Reproduce all entries precisely as they are written.

── TASK INPUTS

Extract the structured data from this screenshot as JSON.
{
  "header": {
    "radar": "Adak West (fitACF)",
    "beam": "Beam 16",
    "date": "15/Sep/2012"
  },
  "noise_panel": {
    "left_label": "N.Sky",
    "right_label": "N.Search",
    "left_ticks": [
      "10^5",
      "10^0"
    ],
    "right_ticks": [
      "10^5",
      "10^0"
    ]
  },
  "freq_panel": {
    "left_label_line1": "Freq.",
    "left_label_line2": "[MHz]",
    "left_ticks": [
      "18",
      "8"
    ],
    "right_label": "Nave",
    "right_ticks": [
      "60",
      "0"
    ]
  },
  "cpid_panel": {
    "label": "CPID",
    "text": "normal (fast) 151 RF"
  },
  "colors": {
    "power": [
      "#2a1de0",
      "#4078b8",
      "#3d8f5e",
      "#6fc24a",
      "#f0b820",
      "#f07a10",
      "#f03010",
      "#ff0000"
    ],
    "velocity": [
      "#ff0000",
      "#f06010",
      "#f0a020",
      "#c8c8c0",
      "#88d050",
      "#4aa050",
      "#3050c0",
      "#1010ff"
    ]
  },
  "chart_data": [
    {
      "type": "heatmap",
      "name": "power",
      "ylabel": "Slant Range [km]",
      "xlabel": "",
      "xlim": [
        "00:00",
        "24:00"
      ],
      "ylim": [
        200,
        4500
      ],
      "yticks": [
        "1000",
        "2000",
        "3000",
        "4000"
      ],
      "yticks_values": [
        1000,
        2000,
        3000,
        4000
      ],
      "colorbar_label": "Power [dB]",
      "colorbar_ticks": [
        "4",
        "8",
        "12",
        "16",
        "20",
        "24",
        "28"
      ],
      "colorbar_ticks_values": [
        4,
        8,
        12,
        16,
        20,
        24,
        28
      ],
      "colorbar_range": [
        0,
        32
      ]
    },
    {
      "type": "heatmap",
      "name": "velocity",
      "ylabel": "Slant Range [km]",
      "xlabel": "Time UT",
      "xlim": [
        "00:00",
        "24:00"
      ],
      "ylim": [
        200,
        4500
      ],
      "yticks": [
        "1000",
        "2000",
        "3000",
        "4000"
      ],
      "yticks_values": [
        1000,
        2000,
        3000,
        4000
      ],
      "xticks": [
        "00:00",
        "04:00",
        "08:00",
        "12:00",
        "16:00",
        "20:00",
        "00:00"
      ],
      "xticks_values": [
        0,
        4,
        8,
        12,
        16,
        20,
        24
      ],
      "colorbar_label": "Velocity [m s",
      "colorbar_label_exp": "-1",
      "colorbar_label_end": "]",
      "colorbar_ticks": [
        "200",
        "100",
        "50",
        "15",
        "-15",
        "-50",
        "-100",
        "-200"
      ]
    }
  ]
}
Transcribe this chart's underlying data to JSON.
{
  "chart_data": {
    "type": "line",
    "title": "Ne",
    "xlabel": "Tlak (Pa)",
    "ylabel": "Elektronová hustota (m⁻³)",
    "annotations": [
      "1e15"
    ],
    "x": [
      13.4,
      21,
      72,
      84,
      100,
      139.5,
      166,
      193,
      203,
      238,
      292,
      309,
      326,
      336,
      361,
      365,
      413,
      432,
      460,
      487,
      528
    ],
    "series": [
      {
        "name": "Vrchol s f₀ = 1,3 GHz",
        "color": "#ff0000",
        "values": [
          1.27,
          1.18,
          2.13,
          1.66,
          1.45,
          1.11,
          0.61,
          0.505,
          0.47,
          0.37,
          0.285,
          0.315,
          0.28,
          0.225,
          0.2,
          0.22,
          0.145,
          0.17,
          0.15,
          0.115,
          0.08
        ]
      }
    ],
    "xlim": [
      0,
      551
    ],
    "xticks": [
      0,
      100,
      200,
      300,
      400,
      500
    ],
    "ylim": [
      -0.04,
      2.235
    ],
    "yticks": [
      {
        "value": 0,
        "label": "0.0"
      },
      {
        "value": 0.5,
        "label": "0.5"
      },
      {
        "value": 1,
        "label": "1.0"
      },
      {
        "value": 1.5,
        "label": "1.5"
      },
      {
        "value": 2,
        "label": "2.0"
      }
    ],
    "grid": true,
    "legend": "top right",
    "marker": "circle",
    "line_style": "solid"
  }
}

────

• _SOLUTION TO THE EXERCISE_:
Extract the structured data from this screenshot as JSON.
{
  "header": {
    "radar": "Adak West (fitACF)",
    "beam": "Beam 16",
    "date": "15/Sep/2012"
  },
  "noise_panel": {
    "left_label": "N.Sky",
    "right_label": "N.Search",
    "left_ticks": [
      "10^5",
      "10^0"
    ],
    "right_ticks": [
      "10^5",
      "10^0"
    ]
  },
  "freq_panel": {
    "left_label_line1": "Freq.",
    "left_label_line2": "[MHz]",
    "left_ticks": [
      "18",
      "8"
    ],
    "right_label": "Nave",
    "right_ticks": [
      "60",
      "0"
    ]
  },
  "cpid_panel": {
    "label": "CPID",
    "text": "normal (fast) 151 RF"
  },
  "colors": {
    "power": [
      "#2a1de0",
      "#4078b8",
      "#3d8f5e",
      "#6fc24a",
      "#f0b820",
      "#f07a10",
      "#f03010",
      "#ff0000"
    ],
    "velocity": [
      "#ff0000",
      "#f06010",
      "#f0a020",
      "#c8c8c0",
      "#88d050",
      "#4aa050",
      "#3050c0",
      "#1010ff"
    ]
  },
  "chart_data": [
    {
      "type": "heatmap",
      "name": "power",
      "ylabel": "Slant Range [km]",
      "xlabel": "",
      "xlim": [
        "00:00",
        "24:00"
      ],
      "ylim": [
        200,
        4500
      ],
      "yticks": [
        "1000",
        "2000",
        "3000",
        "4000"
      ],
      "yticks_values": [
        1000,
        2000,
        3000,
        4000
      ],
      "colorbar_label": "Power [dB]",
      "colorbar_ticks": [
        "4",
        "8",
        "12",
        "16",
        "20",
        "24",
        "28"
      ],
      "colorbar_ticks_values": [
        4,
        8,
        12,
        16,
        20,
        24,
        28
      ],
      "colorbar_range": [
        0,
        32
      ]
    },
    {
      "type": "heatmap",
      "name": "velocity",
      "ylabel": "Slant Range [km]",
      "xlabel": "Time UT",
      "xlim": [
        "00:00",
        "24:00"
      ],
      "ylim": [
        200,
        4500
      ],
      "yticks": [
        "1000",
        "2000",
        "3000",
        "4000"
      ],
      "yticks_values": [
        1000,
        2000,
        3000,
        4000
      ],
      "xticks": [
        "00:00",
        "04:00",
        "08:00",
        "12:00",
        "16:00",
        "20:00",
        "00:00"
      ],
      "xticks_values": [
        0,
        4,
        8,
        12,
        16,
        20,
        24
      ],
      "colorbar_label": "Velocity [m s",
      "colorbar_label_exp": "-1",
      "colorbar_label_end": "]",
      "colorbar_ticks": [
        "200",
        "100",
        "50",
        "15",
        "-15",
        "-50",
        "-100",
        "-200"
      ]
    }
  ]
}
Transcribe this chart's underlying data to JSON.
{
  "chart_data": {
    "type": "line",
    "title": "Ne",
    "xlabel": "Tlak (Pa)",
    "ylabel": "Elektronová hustota (m⁻³)",
    "annotations": [
      "1e15"
    ],
    "x": [
      13.4,
      21,
      72,
      84,
      100,
      139.5,
      166,
      193,
      203,
      238,
      292,
      309,
      326,
      336,
      361,
      365,
      413,
      432,
      460,
      487,
      528
    ],
    "series": [
      {
        "name": "Vrchol s f₀ = 1,3 GHz",
        "color": "#ff0000",
        "values": [
          1.27,
          1.18,
          2.13,
          1.66,
          1.45,
          1.11,
          0.61,
          0.505,
          0.47,
          0.37,
          0.285,
          0.315,
          0.28,
          0.225,
          0.2,
          0.22,
          0.145,
          0.17,
          0.15,
          0.115,
          0.08
        ]
      }
    ],
    "xlim": [
      0,
      551
    ],
    "xticks": [
      0,
      100,
      200,
      300,
      400,
      500
    ],
    "ylim": [
      -0.04,
      2.235
    ],
    "yticks": [
      {
        "value": 0,
        "label": "0.0"
      },
      {
        "value": 0.5,
        "label": "0.5"
      },
      {
        "value": 1,
        "label": "1.0"
      },
      {
        "value": 1.5,
        "label": "1.5"
      },
      {
        "value": 2,
        "label": "2.0"
      }
    ],
    "grid": true,
    "legend": "top right",
    "marker": "circle",
    "line_style": "solid"
  }
}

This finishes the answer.